Reproduce the entries exactly.

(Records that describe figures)
========================================================================
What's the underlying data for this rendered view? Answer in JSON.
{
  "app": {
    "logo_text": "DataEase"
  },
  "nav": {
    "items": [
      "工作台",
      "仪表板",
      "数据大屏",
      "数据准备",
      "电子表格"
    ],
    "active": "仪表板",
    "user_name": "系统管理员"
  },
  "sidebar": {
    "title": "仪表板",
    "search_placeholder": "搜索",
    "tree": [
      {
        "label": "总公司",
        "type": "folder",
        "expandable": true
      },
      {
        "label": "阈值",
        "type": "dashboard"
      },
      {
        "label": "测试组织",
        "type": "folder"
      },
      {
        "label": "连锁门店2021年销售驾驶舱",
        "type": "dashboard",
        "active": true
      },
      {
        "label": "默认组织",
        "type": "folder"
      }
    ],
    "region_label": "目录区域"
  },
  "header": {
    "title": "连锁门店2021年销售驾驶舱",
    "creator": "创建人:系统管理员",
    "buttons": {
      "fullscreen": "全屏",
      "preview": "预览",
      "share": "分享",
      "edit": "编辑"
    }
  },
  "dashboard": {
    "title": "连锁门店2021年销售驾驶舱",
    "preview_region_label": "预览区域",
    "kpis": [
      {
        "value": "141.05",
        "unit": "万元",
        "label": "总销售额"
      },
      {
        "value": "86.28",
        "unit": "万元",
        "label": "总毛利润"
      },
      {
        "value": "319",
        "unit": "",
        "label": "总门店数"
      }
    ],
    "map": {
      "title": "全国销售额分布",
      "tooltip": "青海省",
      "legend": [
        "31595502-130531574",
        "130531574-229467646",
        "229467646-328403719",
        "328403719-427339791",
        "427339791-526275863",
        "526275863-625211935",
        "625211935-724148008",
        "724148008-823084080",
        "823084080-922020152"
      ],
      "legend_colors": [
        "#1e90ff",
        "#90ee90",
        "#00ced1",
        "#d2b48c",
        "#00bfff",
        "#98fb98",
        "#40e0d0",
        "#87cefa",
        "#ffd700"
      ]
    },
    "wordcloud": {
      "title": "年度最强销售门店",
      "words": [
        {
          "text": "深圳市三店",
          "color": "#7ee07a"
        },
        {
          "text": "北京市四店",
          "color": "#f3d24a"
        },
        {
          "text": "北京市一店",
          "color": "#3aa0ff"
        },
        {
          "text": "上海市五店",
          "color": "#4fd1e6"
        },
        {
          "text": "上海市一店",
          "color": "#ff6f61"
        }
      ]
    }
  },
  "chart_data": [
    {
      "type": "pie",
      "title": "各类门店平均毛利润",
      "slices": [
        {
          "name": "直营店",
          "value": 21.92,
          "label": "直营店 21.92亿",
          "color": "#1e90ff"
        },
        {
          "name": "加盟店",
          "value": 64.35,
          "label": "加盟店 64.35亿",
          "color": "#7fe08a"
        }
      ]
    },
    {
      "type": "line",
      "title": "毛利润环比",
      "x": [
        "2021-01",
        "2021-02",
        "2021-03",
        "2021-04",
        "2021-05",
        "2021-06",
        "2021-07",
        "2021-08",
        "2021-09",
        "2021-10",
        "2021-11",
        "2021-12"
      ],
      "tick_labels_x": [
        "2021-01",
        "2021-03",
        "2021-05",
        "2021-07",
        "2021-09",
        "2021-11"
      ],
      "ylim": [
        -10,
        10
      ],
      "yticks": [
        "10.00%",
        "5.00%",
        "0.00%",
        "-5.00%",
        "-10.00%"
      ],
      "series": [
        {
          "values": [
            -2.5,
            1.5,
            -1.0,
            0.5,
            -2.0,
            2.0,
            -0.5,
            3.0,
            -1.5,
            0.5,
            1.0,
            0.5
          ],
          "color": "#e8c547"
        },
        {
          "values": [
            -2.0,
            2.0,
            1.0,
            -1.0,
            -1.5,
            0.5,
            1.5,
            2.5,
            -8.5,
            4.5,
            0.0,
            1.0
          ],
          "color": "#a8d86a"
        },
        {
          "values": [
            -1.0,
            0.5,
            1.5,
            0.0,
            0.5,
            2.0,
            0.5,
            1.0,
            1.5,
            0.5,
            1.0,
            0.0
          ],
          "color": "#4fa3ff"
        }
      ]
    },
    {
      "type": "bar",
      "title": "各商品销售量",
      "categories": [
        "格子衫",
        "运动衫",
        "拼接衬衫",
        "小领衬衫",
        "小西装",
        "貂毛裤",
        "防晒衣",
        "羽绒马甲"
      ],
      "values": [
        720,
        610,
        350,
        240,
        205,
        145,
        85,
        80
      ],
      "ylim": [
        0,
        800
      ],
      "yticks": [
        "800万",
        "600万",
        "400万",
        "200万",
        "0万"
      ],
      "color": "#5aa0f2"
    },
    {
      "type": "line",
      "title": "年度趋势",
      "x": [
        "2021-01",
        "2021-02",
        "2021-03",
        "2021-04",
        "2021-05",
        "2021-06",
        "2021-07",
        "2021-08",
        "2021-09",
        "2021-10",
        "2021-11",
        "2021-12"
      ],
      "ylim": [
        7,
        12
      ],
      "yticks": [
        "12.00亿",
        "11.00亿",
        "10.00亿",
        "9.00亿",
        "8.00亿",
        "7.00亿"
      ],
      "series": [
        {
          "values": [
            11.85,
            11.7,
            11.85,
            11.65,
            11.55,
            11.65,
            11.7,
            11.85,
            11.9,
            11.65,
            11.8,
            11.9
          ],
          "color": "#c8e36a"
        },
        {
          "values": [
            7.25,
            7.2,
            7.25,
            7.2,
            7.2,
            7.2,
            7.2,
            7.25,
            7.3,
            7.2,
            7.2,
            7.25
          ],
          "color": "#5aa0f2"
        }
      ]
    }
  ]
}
========================================================================
*SOLUTION:*
What's the underlying data for this rendered view? Answer in JSON.
{
  "app": {
    "logo_text": "DataEase"
  },
  "nav": {
    "items": [
      "工作台",
      "仪表板",
      "数据大屏",
      "数据准备",
      "电子表格"
    ],
    "active": "仪表板",
    "user_name": "系统管理员"
  },
  "sidebar": {
    "title": "仪表板",
    "search_placeholder": "搜索",
    "tree": [
      {
        "label": "总公司",
        "type": "folder",
        "expandable": true
      },
      {
        "label": "阈值",
        "type": "dashboard"
      },
      {
        "label": "测试组织",
        "type": "folder"
      },
      {
        "label": "连锁门店2021年销售驾驶舱",
        "type": "dashboard",
        "active": true
      },
      {
        "label": "默认组织",
        "type": "folder"
      }
    ],
    "region_label": "目录区域"
  },
  "header": {
    "title": "连锁门店2021年销售驾驶舱",
    "creator": "创建人:系统管理员",
    "buttons": {
      "fullscreen": "全屏",
      "preview": "预览",
      "share": "分享",
      "edit": "编辑"
    }
  },
  "dashboard": {
    "title": "连锁门店2021年销售驾驶舱",
    "preview_region_label": "预览区域",
    "kpis": [
      {
        "value": "141.05",
        "unit": "万元",
        "label": "总销售额"
      },
      {
        "value": "86.28",
        "unit": "万元",
        "label": "总毛利润"
      },
      {
        "value": "319",
        "unit": "",
        "label": "总门店数"
      }
    ],
    "map": {
      "title": "全国销售额分布",
      "tooltip": "青海省",
      "legend": [
        "31595502-130531574",
        "130531574-229467646",
        "229467646-328403719",
        "328403719-427339791",
        "427339791-526275863",
        "526275863-625211935",
        "625211935-724148008",
        "724148008-823084080",
        "823084080-922020152"
      ],
      "legend_colors": [
        "#1e90ff",
        "#90ee90",
        "#00ced1",
        "#d2b48c",
        "#00bfff",
        "#98fb98",
        "#40e0d0",
        "#87cefa",
        "#ffd700"
      ]
    },
    "wordcloud": {
      "title": "年度最强销售门店",
      "words": [
        {
          "text": "深圳市三店",
          "color": "#7ee07a"
        },
        {
          "text": "北京市四店",
          "color": "#f3d24a"
        },
        {
          "text": "北京市一店",
          "color": "#3aa0ff"
        },
        {
          "text": "上海市五店",
          "color": "#4fd1e6"
        },
        {
          "text": "上海市一店",
          "color": "#ff6f61"
        }
      ]
    }
  },
  "chart_data": [
    {
      "type": "pie",
      "title": "各类门店平均毛利润",
      "slices": [
        {
          "name": "直营店",
          "value": 21.92,
          "label": "直营店 21.92亿",
          "color": "#1e90ff"
        },
        {
          "name": "加盟店",
          "value": 64.35,
          "label": "加盟店 64.35亿",
          "color": "#7fe08a"
        }
      ]
    },
    {
      "type": "line",
      "title": "毛利润环比",
      "x": [
        "2021-01",
        "2021-02",
        "2021-03",
        "2021-04",
        "2021-05",
        "2021-06",
        "2021-07",
        "2021-08",
        "2021-09",
        "2021-10",
        "2021-11",
        "2021-12"
      ],
      "tick_labels_x": [
        "2021-01",
        "2021-03",
        "2021-05",
        "2021-07",
        "2021-09",
        "2021-11"
      ],
      "ylim": [
        -10,
        10
      ],
      "yticks": [
        "10.00%",
        "5.00%",
        "0.00%",
        "-5.00%",
        "-10.00%"
      ],
      "series": [
        {
          "values": [
            -2.5,
            1.5,
            -1.0,
            0.5,
            -2.0,
            2.0,
            -0.5,
            3.0,
            -1.5,
            0.5,
            1.0,
            0.5
          ],
          "color": "#e8c547"
        },
        {
          "values": [
            -2.0,
            2.0,
            1.0,
            -1.0,
            -1.5,
            0.5,
            1.5,
            2.5,
            -8.5,
            4.5,
            0.0,
            1.0
          ],
          "color": "#a8d86a"
        },
        {
          "values": [
            -1.0,
            0.5,
            1.5,
            0.0,
            0.5,
            2.0,
            0.5,
            1.0,
            1.5,
            0.5,
            1.0,
            0.0
          ],
          "color": "#4fa3ff"
        }
      ]
    },
    {
      "type": "bar",
      "title": "各商品销售量",
      "categories": [
        "格子衫",
        "运动衫",
        "拼接衬衫",
        "小领衬衫",
        "小西装",
        "貂毛裤",
        "防晒衣",
        "羽绒马甲"
      ],
      "values": [
        720,
        610,
        350,
        240,
        205,
        145,
        85,
        80
      ],
      "ylim": [
        0,
        800
      ],
      "yticks": [
        "800万",
        "600万",
        "400万",
        "200万",
        "0万"
      ],
      "color": "#5aa0f2"
    },
    {
      "type": "line",
      "title": "年度趋势",
      "x": [
        "2021-01",
        "2021-02",
        "2021-03",
        "2021-04",
        "2021-05",
        "2021-06",
        "2021-07",
        "2021-08",
        "2021-09",
        "2021-10",
        "2021-11",
        "2021-12"
      ],
      "ylim": [
        7,
        12
      ],
      "yticks": [
        "12.00亿",
        "11.00亿",
        "10.00亿",
        "9.00亿",
        "8.00亿",
        "7.00亿"
      ],
      "series": [
        {
          "values": [
            11.85,
            11.7,
            11.85,
            11.65,
            11.55,
            11.65,
            11.7,
            11.85,
            11.9,
            11.65,
            11.8,
            11.9
          ],
          "color": "#c8e36a"
        },
        {
          "values": [
            7.25,
            7.2,
            7.25,
            7.2,
            7.2,
            7.2,
            7.2,
            7.25,
            7.3,
            7.2,
            7.2,
            7.25
          ],
          "color": "#5aa0f2"
        }
      ]
    }
  ]
}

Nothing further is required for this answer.